## Data for this task
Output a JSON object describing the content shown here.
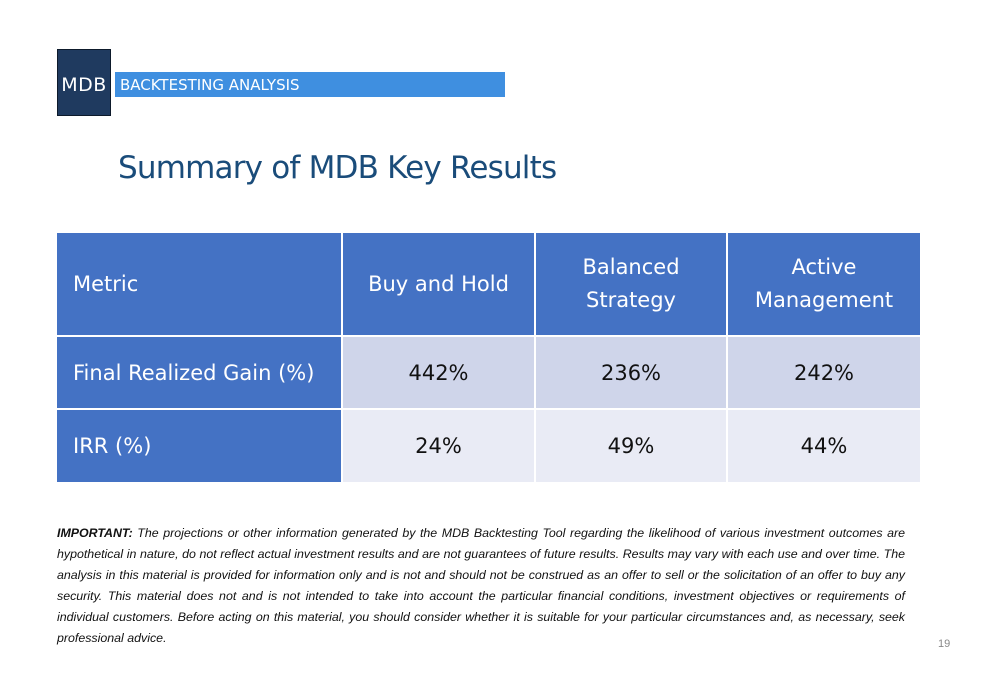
{
  "header": {
    "logo_text": "MDB",
    "banner_text": "BACKTESTING ANALYSIS"
  },
  "title": "Summary of MDB Key Results",
  "table": {
    "columns": [
      "Metric",
      "Buy and Hold",
      "Balanced Strategy",
      "Active Management"
    ],
    "column_lines": [
      [
        "Metric"
      ],
      [
        "Buy and Hold"
      ],
      [
        "Balanced",
        "Strategy"
      ],
      [
        "Active",
        "Management"
      ]
    ],
    "rows": [
      {
        "metric": "Final Realized Gain (%)",
        "values": [
          "442%",
          "236%",
          "242%"
        ]
      },
      {
        "metric": "IRR (%)",
        "values": [
          "24%",
          "49%",
          "44%"
        ]
      }
    ]
  },
  "disclaimer": {
    "label": "IMPORTANT:",
    "text": "The projections or other information generated by the MDB Backtesting Tool regarding the likelihood of various investment outcomes are hypothetical in nature, do not reflect actual investment results and are not guarantees of future results. Results may vary with each use and over time. The analysis in this material is provided for information only and is not and should not be construed as an offer to sell or the solicitation of an offer to buy any security. This material does not and is not intended to take into account the particular financial conditions, investment objectives or requirements of individual customers. Before acting on this material, you should consider whether it is suitable for your particular circumstances and, as necessary, seek professional advice."
  },
  "page_number": "19",
  "colors": {
    "logo_bg": "#1f3a5f",
    "banner_bg": "#3f8fe0",
    "title": "#1a4c7a",
    "header_bg": "#4472c4",
    "row1_bg": "#cfd5ea",
    "row2_bg": "#e9ebf5"
  }
}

## Set problem
In your copy of the listing above, reproduce each line exactly and omit all pictures.

## Exercise answer
Output a JSON object describing the content shown here.
{
  "header": {
    "logo_text": "MDB",
    "banner_text": "BACKTESTING ANALYSIS"
  },
  "title": "Summary of MDB Key Results",
  "table": {
    "columns": [
      "Metric",
      "Buy and Hold",
      "Balanced Strategy",
      "Active Management"
    ],
    "column_lines": [
      [
        "Metric"
      ],
      [
        "Buy and Hold"
      ],
      [
        "Balanced",
        "Strategy"
      ],
      [
        "Active",
        "Management"
      ]
    ],
    "rows": [
      {
        "metric": "Final Realized Gain (%)",
        "values": [
          "442%",
          "236%",
          "242%"
        ]
      },
      {
        "metric": "IRR (%)",
        "values": [
          "24%",
          "49%",
          "44%"
        ]
      }
    ]
  },
  "disclaimer": {
    "label": "IMPORTANT:",
    "text": "The projections or other information generated by the MDB Backtesting Tool regarding the likelihood of various investment outcomes are hypothetical in nature, do not reflect actual investment results and are not guarantees of future results. Results may vary with each use and over time. The analysis in this material is provided for information only and is not and should not be construed as an offer to sell or the solicitation of an offer to buy any security. This material does not and is not intended to take into account the particular financial conditions, investment objectives or requirements of individual customers. Before acting on this material, you should consider whether it is suitable for your particular circumstances and, as necessary, seek professional advice."
  },
  "page_number": "19",
  "colors": {
    "logo_bg": "#1f3a5f",
    "banner_bg": "#3f8fe0",
    "title": "#1a4c7a",
    "header_bg": "#4472c4",
    "row1_bg": "#cfd5ea",
    "row2_bg": "#e9ebf5"
  }
}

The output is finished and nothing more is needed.